> SET EXERCISE
Read the listing below and copy out every line that holds "this".

> PROVIDED DATA
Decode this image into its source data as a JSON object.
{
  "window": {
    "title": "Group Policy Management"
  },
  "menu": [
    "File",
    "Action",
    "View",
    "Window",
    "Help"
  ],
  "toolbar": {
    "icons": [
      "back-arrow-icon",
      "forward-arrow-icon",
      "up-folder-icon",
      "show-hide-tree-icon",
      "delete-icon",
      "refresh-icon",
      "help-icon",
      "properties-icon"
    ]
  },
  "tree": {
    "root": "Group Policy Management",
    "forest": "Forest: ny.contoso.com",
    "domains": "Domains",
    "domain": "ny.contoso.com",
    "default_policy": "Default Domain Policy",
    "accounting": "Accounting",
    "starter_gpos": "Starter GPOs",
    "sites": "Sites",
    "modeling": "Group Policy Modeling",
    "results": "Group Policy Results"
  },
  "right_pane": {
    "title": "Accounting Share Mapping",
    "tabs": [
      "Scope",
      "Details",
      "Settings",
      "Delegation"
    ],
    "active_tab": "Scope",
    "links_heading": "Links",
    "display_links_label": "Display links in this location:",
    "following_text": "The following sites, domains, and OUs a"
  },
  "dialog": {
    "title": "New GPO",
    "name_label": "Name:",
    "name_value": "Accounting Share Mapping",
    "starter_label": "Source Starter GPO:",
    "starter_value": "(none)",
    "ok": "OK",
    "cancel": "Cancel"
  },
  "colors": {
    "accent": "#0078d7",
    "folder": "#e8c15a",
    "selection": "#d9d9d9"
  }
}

> ANSWER IN FULL
Decode this image into its source data as a JSON object.
    "display_links_label": "Display links in this location:",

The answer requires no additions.